Given instruction — Tally the lines that contain the string "JSON" and state that total without comment.

Stored records —
* begin *
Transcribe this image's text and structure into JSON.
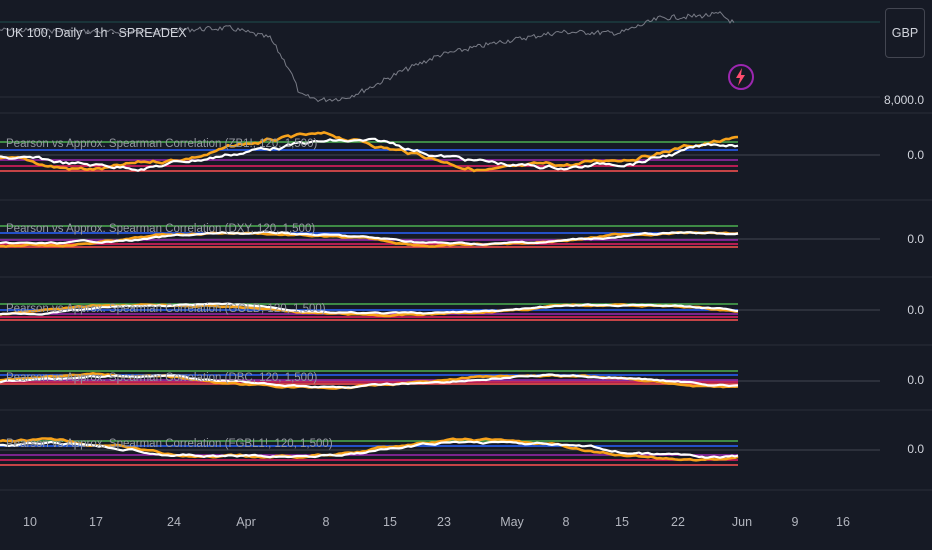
{
  "header": {
    "symbol_title": "UK 100, Daily · 1h · SPREADEX",
    "currency_button": "GBP"
  },
  "price_axis": {
    "main_label": "8,000.0"
  },
  "panes": [
    {
      "title": "Pearson vs Approx. Spearman Correlation (ZB1!, 120, 1,500)",
      "zero_label": "0.0"
    },
    {
      "title": "Pearson vs Approx. Spearman Correlation (DXY, 120, 1,500)",
      "zero_label": "0.0"
    },
    {
      "title": "Pearson vs Approx. Spearman Correlation (GOLD, 120, 1,500)",
      "zero_label": "0.0"
    },
    {
      "title": "Pearson vs Approx. Spearman Correlation (DBC, 120, 1,500)",
      "zero_label": "0.0"
    },
    {
      "title": "Pearson vs Approx. Spearman Correlation (FGBL1!, 120, 1,500)",
      "zero_label": "0.0"
    }
  ],
  "time_axis": {
    "labels": [
      "10",
      "17",
      "24",
      "Apr",
      "8",
      "15",
      "23",
      "May",
      "8",
      "15",
      "22",
      "Jun",
      "9",
      "16"
    ]
  },
  "icons": {
    "alert_icon": "lightning-bolt-icon"
  },
  "colors": {
    "background": "#161a25",
    "price_line": "#787b86",
    "pearson": "#ffffff",
    "spearman": "#f7a21b",
    "upper_band": "#4caf50",
    "mid_band": "#2962ff",
    "lower_band": "#e91e63",
    "lower_band2": "#ff5252",
    "purple_band": "#9c27b0"
  }
}
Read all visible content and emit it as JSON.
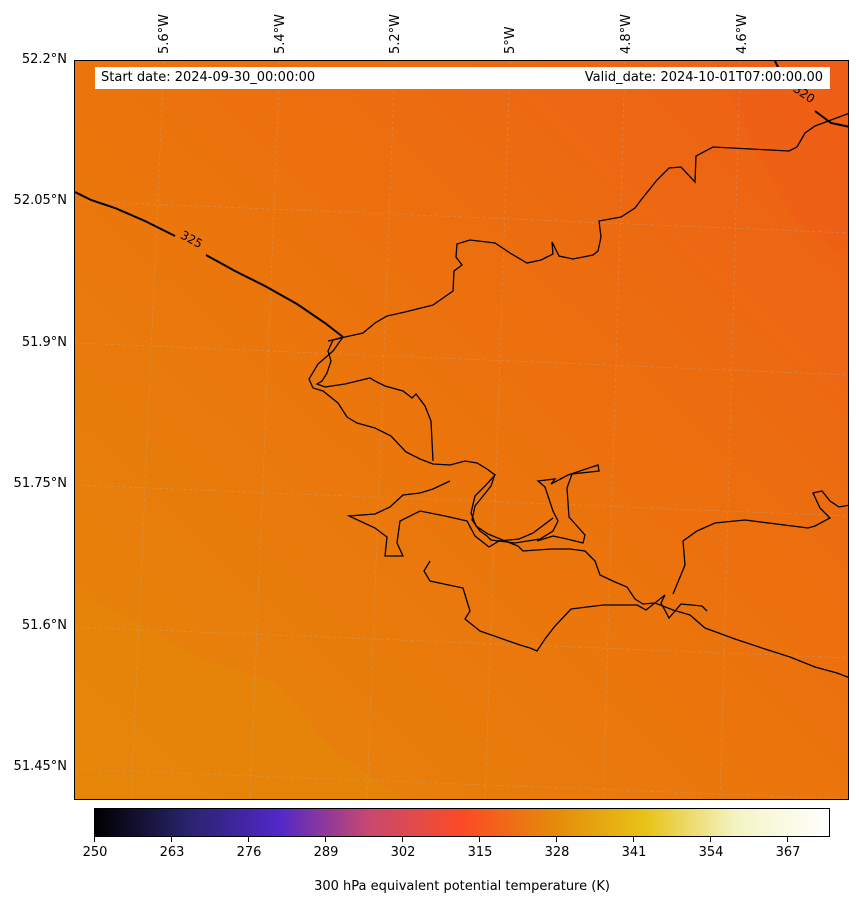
{
  "map": {
    "start_date": "Start date: 2024-09-30_00:00:00",
    "valid_date": "Valid_date: 2024-10-01T07:00:00.00",
    "lon_labels": [
      "5.6°W",
      "5.4°W",
      "5.2°W",
      "5°W",
      "4.8°W",
      "4.6°W"
    ],
    "lat_labels": [
      "52.2°N",
      "52.05°N",
      "51.9°N",
      "51.75°N",
      "51.6°N",
      "51.45°N"
    ],
    "contour_labels": [
      "325",
      "320"
    ],
    "field_colors": {
      "low": "#e5860a",
      "mid": "#eb740c",
      "high": "#ee5f16"
    },
    "coastline_color": "#000000"
  },
  "colorbar": {
    "title": "300 hPa equivalent potential temperature (K)",
    "ticks": [
      "250",
      "263",
      "276",
      "289",
      "302",
      "315",
      "328",
      "341",
      "354",
      "367"
    ],
    "colormap_stops": [
      "#000000",
      "#28236b",
      "#5128c8",
      "#c9496e",
      "#fc4a26",
      "#e58a0a",
      "#e8c317",
      "#f3f4c5",
      "#ffffff"
    ]
  }
}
* end *
Exercise response — 2